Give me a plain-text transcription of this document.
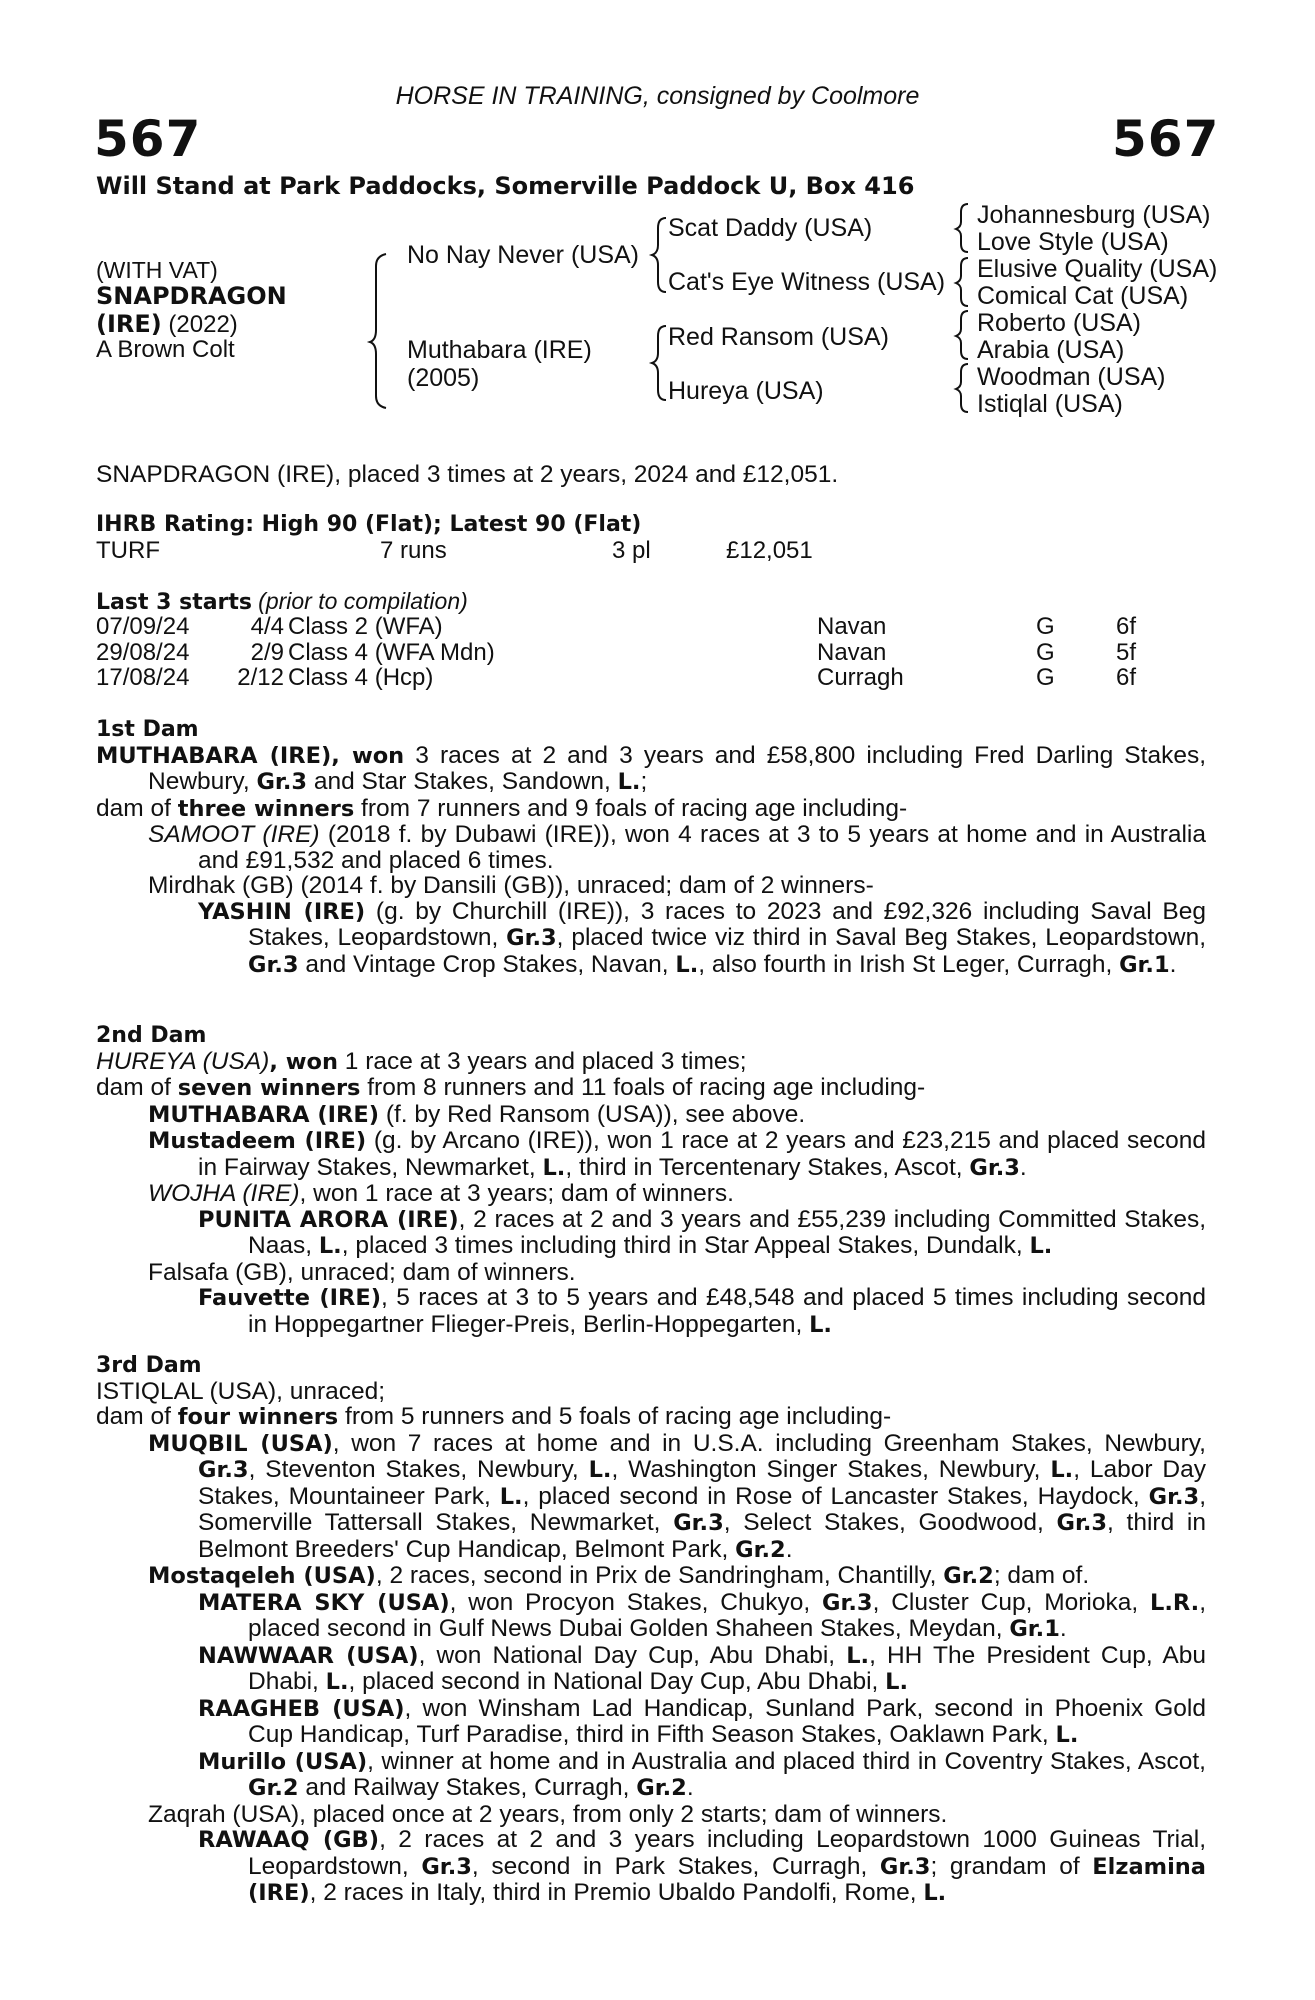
HORSE IN TRAINING, consigned by Coolmore
567	567
Will Stand at Park Paddocks, Somerville Paddock U, Box 416
(WITH VAT)
SNAPDRAGON
(IRE) (2022)
A Brown Colt
No Nay Never (USA)
Muthabara (IRE)
(2005)
Scat Daddy (USA)
Cat's Eye Witness (USA)
Red Ransom (USA)
Hureya (USA)
Johannesburg (USA)
Love Style (USA)
Elusive Quality (USA)
Comical Cat (USA)
Roberto (USA)
Arabia (USA)
Woodman (USA)
Istiqlal (USA)
SNAPDRAGON (IRE), placed 3 times at 2 years, 2024 and £12,051.
IHRB Rating: High 90 (Flat); Latest 90 (Flat)
TURF	7 runs	3 pl	£12,051
Last 3 starts (prior to compilation)
07/09/24	4/4 Class 2 (WFA)	Navan	G	6f
29/08/24	2/9 Class 4 (WFA Mdn)	Navan	G	5f
17/08/24 2/12 Class 4 (Hcp)	Curragh	G	6f

1st Dam

MUTHABARA (IRE), won 3 races at 2 and 3 years and £58,800 including Fred Darling Stakes, Newbury, Gr.3 and Star Stakes, Sandown, L.;

dam of three winners from 7 runners and 9 foals of racing age including-

SAMOOT (IRE) (2018 f. by Dubawi (IRE)), won 4 races at 3 to 5 years at home and in Australia and £91,532 and placed 6 times.

Mirdhak (GB) (2014 f. by Dansili (GB)), unraced; dam of 2 winners-

YASHIN (IRE) (g. by Churchill (IRE)), 3 races to 2023 and £92,326 including Saval Beg Stakes, Leopardstown, Gr.3, placed twice viz third in Saval Beg Stakes, Leopardstown, Gr.3 and Vintage Crop Stakes, Navan, L., also fourth in Irish St Leger, Curragh, Gr.1.

2nd Dam

HUREYA (USA), won 1 race at 3 years and placed 3 times;

dam of seven winners from 8 runners and 11 foals of racing age including-

MUTHABARA (IRE) (f. by Red Ransom (USA)), see above.

Mustadeem (IRE) (g. by Arcano (IRE)), won 1 race at 2 years and £23,215 and placed second in Fairway Stakes, Newmarket, L., third in Tercentenary Stakes, Ascot, Gr.3.

WOJHA (IRE), won 1 race at 3 years; dam of winners.

PUNITA ARORA (IRE), 2 races at 2 and 3 years and £55,239 including Committed Stakes, Naas, L., placed 3 times including third in Star Appeal Stakes, Dundalk, L.

Falsafa (GB), unraced; dam of winners.

Fauvette (IRE), 5 races at 3 to 5 years and £48,548 and placed 5 times including second in Hoppegartner Flieger-Preis, Berlin-Hoppegarten, L.

3rd Dam

ISTIQLAL (USA), unraced;

dam of four winners from 5 runners and 5 foals of racing age including-

MUQBIL (USA), won 7 races at home and in U.S.A. including Greenham Stakes, Newbury, Gr.3, Steventon Stakes, Newbury, L., Washington Singer Stakes, Newbury, L., Labor Day Stakes, Mountaineer Park, L., placed second in Rose of Lancaster Stakes, Haydock, Gr.3, Somerville Tattersall Stakes, Newmarket, Gr.3, Select Stakes, Goodwood, Gr.3, third in Belmont Breeders' Cup Handicap, Belmont Park, Gr.2.

Mostaqeleh (USA), 2 races, second in Prix de Sandringham, Chantilly, Gr.2; dam of.

MATERA SKY (USA), won Procyon Stakes, Chukyo, Gr.3, Cluster Cup, Morioka, L.R., placed second in Gulf News Dubai Golden Shaheen Stakes, Meydan, Gr.1.

NAWWAAR (USA), won National Day Cup, Abu Dhabi, L., HH The President Cup, Abu Dhabi, L., placed second in National Day Cup, Abu Dhabi, L.

RAAGHEB (USA), won Winsham Lad Handicap, Sunland Park, second in Phoenix Gold Cup Handicap, Turf Paradise, third in Fifth Season Stakes, Oaklawn Park, L.

Murillo (USA), winner at home and in Australia and placed third in Coventry Stakes, Ascot, Gr.2 and Railway Stakes, Curragh, Gr.2.

Zaqrah (USA), placed once at 2 years, from only 2 starts; dam of winners.

RAWAAQ (GB), 2 races at 2 and 3 years including Leopardstown 1000 Guineas Trial, Leopardstown, Gr.3, second in Park Stakes, Curragh, Gr.3; grandam of Elzamina (IRE), 2 races in Italy, third in Premio Ubaldo Pandolfi, Rome, L.
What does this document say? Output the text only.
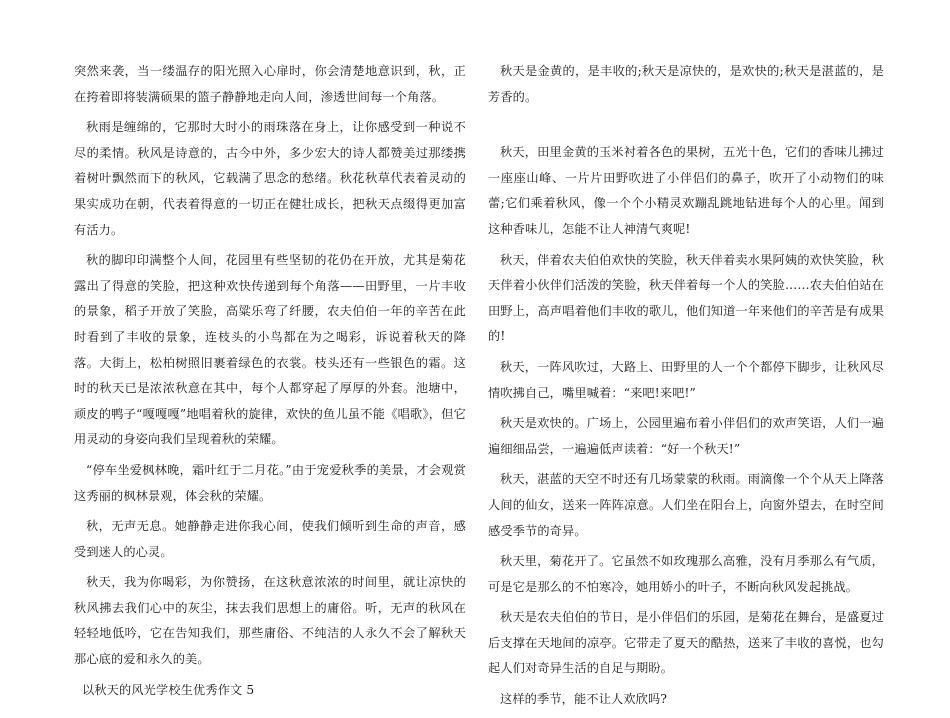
突然来袭，当一缕温存的阳光照入心扉时，你会清楚地意识到，秋，正在挎着即将装满硕果的篮子静静地走向人间，渗透世间每一个角落。

秋雨是缠绵的，它那时大时小的雨珠落在身上，让你感受到一种说不尽的柔情。秋风是诗意的，古今中外，多少宏大的诗人都赞美过那缕携着树叶飘然而下的秋风，它载满了思念的愁绪。秋花秋草代表着灵动的果实成功在朝，代表着得意的一切正在健壮成长，把秋天点缀得更加富有活力。

秋的脚印印满整个人间，花园里有些坚韧的花仍在开放，尤其是菊花露出了得意的笑脸，把这种欢快传递到每个角落——田野里，一片丰收的景象，稻子开放了笑脸，高粱乐弯了纤腰，农夫伯伯一年的辛苦在此时看到了丰收的景象，连枝头的小鸟都在为之喝彩，诉说着秋天的降落。大街上，松柏树照旧裹着绿色的衣裳。枝头还有一些银色的霜。这时的秋天已是浓浓秋意在其中，每个人都穿起了厚厚的外套。池塘中，顽皮的鸭子“嘎嘎嘎”地唱着秋的旋律，欢快的鱼儿虽不能《唱歌》，但它用灵动的身姿向我们呈现着秋的荣耀。

“停车坐爱枫林晚，霜叶红于二月花。”由于宠爱秋季的美景，才会观赏这秀丽的枫林景观，体会秋的荣耀。

秋，无声无息。她静静走进你我心间，使我们倾听到生命的声音，感受到迷人的心灵。

秋天，我为你喝彩，为你赞扬，在这秋意浓浓的时间里，就让凉快的秋风拂去我们心中的灰尘，抹去我们思想上的庸俗。听，无声的秋风在轻轻地低吟，它在告知我们，那些庸俗、不纯洁的人永久不会了解秋天那心底的爱和永久的美。

以秋天的风光学校生优秀作文 5

秋天是金黄的，是丰收的;秋天是凉快的，是欢快的;秋天是湛蓝的，是芳香的。

秋天，田里金黄的玉米衬着各色的果树，五光十色，它们的香味儿拂过一座座山峰、一片片田野吹进了小伴侣们的鼻子，吹开了小动物们的味蕾;它们乘着秋风，像一个个小精灵欢蹦乱跳地钻进每个人的心里。闻到这种香味儿，怎能不让人神清气爽呢!

秋天，伴着农夫伯伯欢快的笑脸，秋天伴着卖水果阿姨的欢快笑脸，秋天伴着小伙伴们活泼的笑脸，秋天伴着每一个人的笑脸……农夫伯伯站在田野上，高声唱着他们丰收的歌儿，他们知道一年来他们的辛苦是有成果的!

秋天，一阵风吹过，大路上、田野里的人一个个都停下脚步，让秋风尽情吹拂自己，嘴里喊着：“来吧!来吧!”

秋天是欢快的。广场上，公园里遍布着小伴侣们的欢声笑语，人们一遍遍细细品尝，一遍遍低声读着：“好一个秋天!”

秋天，湛蓝的天空不时还有几场蒙蒙的秋雨。雨滴像一个个从天上降落人间的仙女，送来一阵阵凉意。人们坐在阳台上，向窗外望去，在时空间感受季节的奇异。

秋天里，菊花开了。它虽然不如玫瑰那么高雅，没有月季那么有气质，可是它是那么的不怕寒冷，她用娇小的叶子，不断向秋风发起挑战。

秋天是农夫伯伯的节日，是小伴侣们的乐园，是菊花在舞台，是盛夏过后支撑在天地间的凉亭。它带走了夏天的酷热，送来了丰收的喜悦，也勾起人们对奇异生活的自足与期盼。

这样的季节，能不让人欢欣吗?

# Stated problem
Without the pictures, output the full listing exactly as it stands.

# The result
Give me a plain-text transcription of this document.
HORSE IN TRAINING, consigned by Coolmore
567	567
Will Stand at Park Paddocks, Somerville Paddock U, Box 416
(WITH VAT)
SNAPDRAGON
(IRE) (2022)
A Brown Colt
No Nay Never (USA)
Muthabara (IRE)
(2005)
Scat Daddy (USA)
Cat's Eye Witness (USA)
Red Ransom (USA)
Hureya (USA)
Johannesburg (USA)
Love Style (USA)
Elusive Quality (USA)
Comical Cat (USA)
Roberto (USA)
Arabia (USA)
Woodman (USA)
Istiqlal (USA)
SNAPDRAGON (IRE), placed 3 times at 2 years, 2024 and £12,051.
IHRB Rating: High 90 (Flat); Latest 90 (Flat)
TURF	7 runs	3 pl	£12,051
Last 3 starts (prior to compilation)
07/09/24	4/4 Class 2 (WFA)	Navan	G	6f
29/08/24	2/9 Class 4 (WFA Mdn)	Navan	G	5f
17/08/24 2/12 Class 4 (Hcp)	Curragh	G	6f

1st Dam

MUTHABARA (IRE), won 3 races at 2 and 3 years and £58,800 including Fred Darling Stakes, Newbury, Gr.3 and Star Stakes, Sandown, L.;

dam of three winners from 7 runners and 9 foals of racing age including-

SAMOOT (IRE) (2018 f. by Dubawi (IRE)), won 4 races at 3 to 5 years at home and in Australia and £91,532 and placed 6 times.

Mirdhak (GB) (2014 f. by Dansili (GB)), unraced; dam of 2 winners-

YASHIN (IRE) (g. by Churchill (IRE)), 3 races to 2023 and £92,326 including Saval Beg Stakes, Leopardstown, Gr.3, placed twice viz third in Saval Beg Stakes, Leopardstown, Gr.3 and Vintage Crop Stakes, Navan, L., also fourth in Irish St Leger, Curragh, Gr.1.

2nd Dam

HUREYA (USA), won 1 race at 3 years and placed 3 times;

dam of seven winners from 8 runners and 11 foals of racing age including-

MUTHABARA (IRE) (f. by Red Ransom (USA)), see above.

Mustadeem (IRE) (g. by Arcano (IRE)), won 1 race at 2 years and £23,215 and placed second in Fairway Stakes, Newmarket, L., third in Tercentenary Stakes, Ascot, Gr.3.

WOJHA (IRE), won 1 race at 3 years; dam of winners.

PUNITA ARORA (IRE), 2 races at 2 and 3 years and £55,239 including Committed Stakes, Naas, L., placed 3 times including third in Star Appeal Stakes, Dundalk, L.

Falsafa (GB), unraced; dam of winners.

Fauvette (IRE), 5 races at 3 to 5 years and £48,548 and placed 5 times including second in Hoppegartner Flieger-Preis, Berlin-Hoppegarten, L.

3rd Dam

ISTIQLAL (USA), unraced;

dam of four winners from 5 runners and 5 foals of racing age including-

MUQBIL (USA), won 7 races at home and in U.S.A. including Greenham Stakes, Newbury, Gr.3, Steventon Stakes, Newbury, L., Washington Singer Stakes, Newbury, L., Labor Day Stakes, Mountaineer Park, L., placed second in Rose of Lancaster Stakes, Haydock, Gr.3, Somerville Tattersall Stakes, Newmarket, Gr.3, Select Stakes, Goodwood, Gr.3, third in Belmont Breeders' Cup Handicap, Belmont Park, Gr.2.

Mostaqeleh (USA), 2 races, second in Prix de Sandringham, Chantilly, Gr.2; dam of.

MATERA SKY (USA), won Procyon Stakes, Chukyo, Gr.3, Cluster Cup, Morioka, L.R., placed second in Gulf News Dubai Golden Shaheen Stakes, Meydan, Gr.1.

NAWWAAR (USA), won National Day Cup, Abu Dhabi, L., HH The President Cup, Abu Dhabi, L., placed second in National Day Cup, Abu Dhabi, L.

RAAGHEB (USA), won Winsham Lad Handicap, Sunland Park, second in Phoenix Gold Cup Handicap, Turf Paradise, third in Fifth Season Stakes, Oaklawn Park, L.

Murillo (USA), winner at home and in Australia and placed third in Coventry Stakes, Ascot, Gr.2 and Railway Stakes, Curragh, Gr.2.

Zaqrah (USA), placed once at 2 years, from only 2 starts; dam of winners.

RAWAAQ (GB), 2 races at 2 and 3 years including Leopardstown 1000 Guineas Trial, Leopardstown, Gr.3, second in Park Stakes, Curragh, Gr.3; grandam of Elzamina (IRE), 2 races in Italy, third in Premio Ubaldo Pandolfi, Rome, L.
What does this document say? Output the text only.
突然来袭，当一缕温存的阳光照入心扉时，你会清楚地意识到，秋，正在挎着即将装满硕果的篮子静静地走向人间，渗透世间每一个角落。

秋雨是缠绵的，它那时大时小的雨珠落在身上，让你感受到一种说不尽的柔情。秋风是诗意的，古今中外，多少宏大的诗人都赞美过那缕携着树叶飘然而下的秋风，它载满了思念的愁绪。秋花秋草代表着灵动的果实成功在朝，代表着得意的一切正在健壮成长，把秋天点缀得更加富有活力。

秋的脚印印满整个人间，花园里有些坚韧的花仍在开放，尤其是菊花露出了得意的笑脸，把这种欢快传递到每个角落——田野里，一片丰收的景象，稻子开放了笑脸，高粱乐弯了纤腰，农夫伯伯一年的辛苦在此时看到了丰收的景象，连枝头的小鸟都在为之喝彩，诉说着秋天的降落。大街上，松柏树照旧裹着绿色的衣裳。枝头还有一些银色的霜。这时的秋天已是浓浓秋意在其中，每个人都穿起了厚厚的外套。池塘中，顽皮的鸭子“嘎嘎嘎”地唱着秋的旋律，欢快的鱼儿虽不能《唱歌》，但它用灵动的身姿向我们呈现着秋的荣耀。

“停车坐爱枫林晚，霜叶红于二月花。”由于宠爱秋季的美景，才会观赏这秀丽的枫林景观，体会秋的荣耀。

秋，无声无息。她静静走进你我心间，使我们倾听到生命的声音，感受到迷人的心灵。

秋天，我为你喝彩，为你赞扬，在这秋意浓浓的时间里，就让凉快的秋风拂去我们心中的灰尘，抹去我们思想上的庸俗。听，无声的秋风在轻轻地低吟，它在告知我们，那些庸俗、不纯洁的人永久不会了解秋天那心底的爱和永久的美。

以秋天的风光学校生优秀作文 5

秋天是金黄的，是丰收的;秋天是凉快的，是欢快的;秋天是湛蓝的，是芳香的。

秋天，田里金黄的玉米衬着各色的果树，五光十色，它们的香味儿拂过一座座山峰、一片片田野吹进了小伴侣们的鼻子，吹开了小动物们的味蕾;它们乘着秋风，像一个个小精灵欢蹦乱跳地钻进每个人的心里。闻到这种香味儿，怎能不让人神清气爽呢!

秋天，伴着农夫伯伯欢快的笑脸，秋天伴着卖水果阿姨的欢快笑脸，秋天伴着小伙伴们活泼的笑脸，秋天伴着每一个人的笑脸……农夫伯伯站在田野上，高声唱着他们丰收的歌儿，他们知道一年来他们的辛苦是有成果的!

秋天，一阵风吹过，大路上、田野里的人一个个都停下脚步，让秋风尽情吹拂自己，嘴里喊着：“来吧!来吧!”

秋天是欢快的。广场上，公园里遍布着小伴侣们的欢声笑语，人们一遍遍细细品尝，一遍遍低声读着：“好一个秋天!”

秋天，湛蓝的天空不时还有几场蒙蒙的秋雨。雨滴像一个个从天上降落人间的仙女，送来一阵阵凉意。人们坐在阳台上，向窗外望去，在时空间感受季节的奇异。

秋天里，菊花开了。它虽然不如玫瑰那么高雅，没有月季那么有气质，可是它是那么的不怕寒冷，她用娇小的叶子，不断向秋风发起挑战。

秋天是农夫伯伯的节日，是小伴侣们的乐园，是菊花在舞台，是盛夏过后支撑在天地间的凉亭。它带走了夏天的酷热，送来了丰收的喜悦，也勾起人们对奇异生活的自足与期盼。

这样的季节，能不让人欢欣吗?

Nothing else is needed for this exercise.